▸ **Task details**
Take from the listing each line that has the string "high".

-- -- --

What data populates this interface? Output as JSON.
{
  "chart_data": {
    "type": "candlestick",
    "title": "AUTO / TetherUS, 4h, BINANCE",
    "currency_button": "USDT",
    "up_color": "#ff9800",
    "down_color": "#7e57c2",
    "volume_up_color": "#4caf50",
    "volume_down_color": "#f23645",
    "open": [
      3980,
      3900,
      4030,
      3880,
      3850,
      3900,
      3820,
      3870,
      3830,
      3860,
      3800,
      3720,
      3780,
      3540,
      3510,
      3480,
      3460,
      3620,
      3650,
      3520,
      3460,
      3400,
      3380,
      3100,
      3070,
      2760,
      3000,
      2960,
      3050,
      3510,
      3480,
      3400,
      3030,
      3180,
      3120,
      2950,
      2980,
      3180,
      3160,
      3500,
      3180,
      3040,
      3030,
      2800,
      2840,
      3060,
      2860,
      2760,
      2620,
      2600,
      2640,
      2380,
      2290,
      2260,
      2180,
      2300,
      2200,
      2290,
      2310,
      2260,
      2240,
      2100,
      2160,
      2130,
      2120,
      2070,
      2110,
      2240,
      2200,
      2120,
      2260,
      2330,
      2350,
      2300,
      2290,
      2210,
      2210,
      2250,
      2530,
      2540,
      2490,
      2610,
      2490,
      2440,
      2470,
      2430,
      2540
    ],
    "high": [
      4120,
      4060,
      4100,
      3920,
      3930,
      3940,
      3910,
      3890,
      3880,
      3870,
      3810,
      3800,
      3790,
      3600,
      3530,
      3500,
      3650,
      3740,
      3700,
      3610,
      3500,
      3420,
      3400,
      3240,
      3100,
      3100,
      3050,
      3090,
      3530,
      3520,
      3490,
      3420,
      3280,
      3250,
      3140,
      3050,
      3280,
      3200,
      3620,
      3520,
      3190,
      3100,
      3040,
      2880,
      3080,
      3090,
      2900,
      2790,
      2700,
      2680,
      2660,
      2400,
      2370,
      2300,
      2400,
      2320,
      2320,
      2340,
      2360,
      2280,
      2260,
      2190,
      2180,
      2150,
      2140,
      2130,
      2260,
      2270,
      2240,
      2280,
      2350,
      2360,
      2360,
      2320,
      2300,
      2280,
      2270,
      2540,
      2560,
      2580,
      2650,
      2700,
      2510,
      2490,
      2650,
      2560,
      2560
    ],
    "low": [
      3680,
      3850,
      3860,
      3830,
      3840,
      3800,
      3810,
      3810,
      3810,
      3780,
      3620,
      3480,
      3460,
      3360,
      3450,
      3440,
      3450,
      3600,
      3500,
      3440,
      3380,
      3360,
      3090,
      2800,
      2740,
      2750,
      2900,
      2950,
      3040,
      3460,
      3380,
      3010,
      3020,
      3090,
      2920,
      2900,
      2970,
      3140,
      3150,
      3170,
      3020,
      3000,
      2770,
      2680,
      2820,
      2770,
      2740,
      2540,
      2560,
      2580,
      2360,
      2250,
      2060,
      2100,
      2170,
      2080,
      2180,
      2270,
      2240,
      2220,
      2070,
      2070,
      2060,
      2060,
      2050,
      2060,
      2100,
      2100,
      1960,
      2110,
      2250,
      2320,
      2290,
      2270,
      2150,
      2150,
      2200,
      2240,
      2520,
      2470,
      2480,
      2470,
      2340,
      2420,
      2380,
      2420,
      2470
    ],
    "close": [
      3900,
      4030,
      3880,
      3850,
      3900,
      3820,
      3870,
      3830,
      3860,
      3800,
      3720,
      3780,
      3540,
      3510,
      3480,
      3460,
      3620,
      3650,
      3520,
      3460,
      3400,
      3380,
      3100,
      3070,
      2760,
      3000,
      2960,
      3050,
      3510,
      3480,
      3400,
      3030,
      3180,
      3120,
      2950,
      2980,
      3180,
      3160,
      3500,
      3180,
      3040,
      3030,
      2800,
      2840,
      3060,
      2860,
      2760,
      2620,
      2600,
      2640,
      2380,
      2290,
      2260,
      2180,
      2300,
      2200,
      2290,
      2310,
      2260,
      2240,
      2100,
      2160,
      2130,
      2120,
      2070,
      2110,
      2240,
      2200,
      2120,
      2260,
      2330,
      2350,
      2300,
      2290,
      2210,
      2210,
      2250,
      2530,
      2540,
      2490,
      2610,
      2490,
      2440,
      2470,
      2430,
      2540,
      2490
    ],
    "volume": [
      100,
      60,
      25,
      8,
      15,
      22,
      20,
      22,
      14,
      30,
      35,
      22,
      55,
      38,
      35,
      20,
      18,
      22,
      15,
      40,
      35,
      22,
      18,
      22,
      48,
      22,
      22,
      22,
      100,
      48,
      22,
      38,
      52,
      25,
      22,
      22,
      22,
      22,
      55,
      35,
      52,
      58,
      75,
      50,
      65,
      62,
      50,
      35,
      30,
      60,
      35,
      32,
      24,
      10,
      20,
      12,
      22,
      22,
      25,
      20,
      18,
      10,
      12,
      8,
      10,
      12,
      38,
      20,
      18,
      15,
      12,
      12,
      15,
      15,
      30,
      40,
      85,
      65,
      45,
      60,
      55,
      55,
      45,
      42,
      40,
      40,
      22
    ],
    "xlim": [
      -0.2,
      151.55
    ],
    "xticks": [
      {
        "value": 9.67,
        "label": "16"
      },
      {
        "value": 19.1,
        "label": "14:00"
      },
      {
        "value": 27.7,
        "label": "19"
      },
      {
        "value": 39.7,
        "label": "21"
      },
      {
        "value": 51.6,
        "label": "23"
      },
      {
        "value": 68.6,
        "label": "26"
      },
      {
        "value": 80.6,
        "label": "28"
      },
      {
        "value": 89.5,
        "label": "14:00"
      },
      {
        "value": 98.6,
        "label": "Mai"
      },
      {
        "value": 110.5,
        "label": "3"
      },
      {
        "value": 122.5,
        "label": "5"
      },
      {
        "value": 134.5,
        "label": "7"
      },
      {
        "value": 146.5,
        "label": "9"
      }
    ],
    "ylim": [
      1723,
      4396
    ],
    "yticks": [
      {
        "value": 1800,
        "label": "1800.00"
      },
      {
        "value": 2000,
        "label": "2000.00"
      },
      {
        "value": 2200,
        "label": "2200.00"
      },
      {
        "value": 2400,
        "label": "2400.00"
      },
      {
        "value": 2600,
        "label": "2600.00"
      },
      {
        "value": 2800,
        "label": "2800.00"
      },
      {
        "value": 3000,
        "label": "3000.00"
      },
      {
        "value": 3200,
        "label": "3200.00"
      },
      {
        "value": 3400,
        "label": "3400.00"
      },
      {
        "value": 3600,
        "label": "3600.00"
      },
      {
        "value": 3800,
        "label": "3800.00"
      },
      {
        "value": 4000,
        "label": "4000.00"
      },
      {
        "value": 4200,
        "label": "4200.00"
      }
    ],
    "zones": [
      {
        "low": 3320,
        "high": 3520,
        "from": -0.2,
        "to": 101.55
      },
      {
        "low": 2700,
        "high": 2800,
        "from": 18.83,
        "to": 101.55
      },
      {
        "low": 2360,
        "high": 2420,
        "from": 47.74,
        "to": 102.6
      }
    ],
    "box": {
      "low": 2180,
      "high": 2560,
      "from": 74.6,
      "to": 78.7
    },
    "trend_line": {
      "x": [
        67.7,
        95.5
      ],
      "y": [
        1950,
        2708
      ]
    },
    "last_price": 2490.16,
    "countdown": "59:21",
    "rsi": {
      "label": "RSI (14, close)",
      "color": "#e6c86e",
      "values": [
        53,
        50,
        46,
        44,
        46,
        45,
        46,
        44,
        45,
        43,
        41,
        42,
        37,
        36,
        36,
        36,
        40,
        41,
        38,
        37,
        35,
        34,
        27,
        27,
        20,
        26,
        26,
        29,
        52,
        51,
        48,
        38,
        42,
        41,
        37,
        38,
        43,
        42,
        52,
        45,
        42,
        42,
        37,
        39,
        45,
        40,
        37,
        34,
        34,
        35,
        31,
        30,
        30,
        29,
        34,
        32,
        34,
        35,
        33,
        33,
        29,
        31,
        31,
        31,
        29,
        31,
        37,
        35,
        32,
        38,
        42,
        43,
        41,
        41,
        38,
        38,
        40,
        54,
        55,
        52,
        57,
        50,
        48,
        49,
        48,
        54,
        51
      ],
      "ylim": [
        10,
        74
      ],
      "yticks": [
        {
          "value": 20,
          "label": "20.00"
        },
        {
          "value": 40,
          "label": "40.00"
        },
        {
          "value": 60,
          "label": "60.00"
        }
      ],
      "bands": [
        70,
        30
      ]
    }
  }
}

-- -- --

▸ **Answer in full**
    "high": [
        "high": 3520,
        "high": 2800,
        "high": 2420,
      "high": 2560,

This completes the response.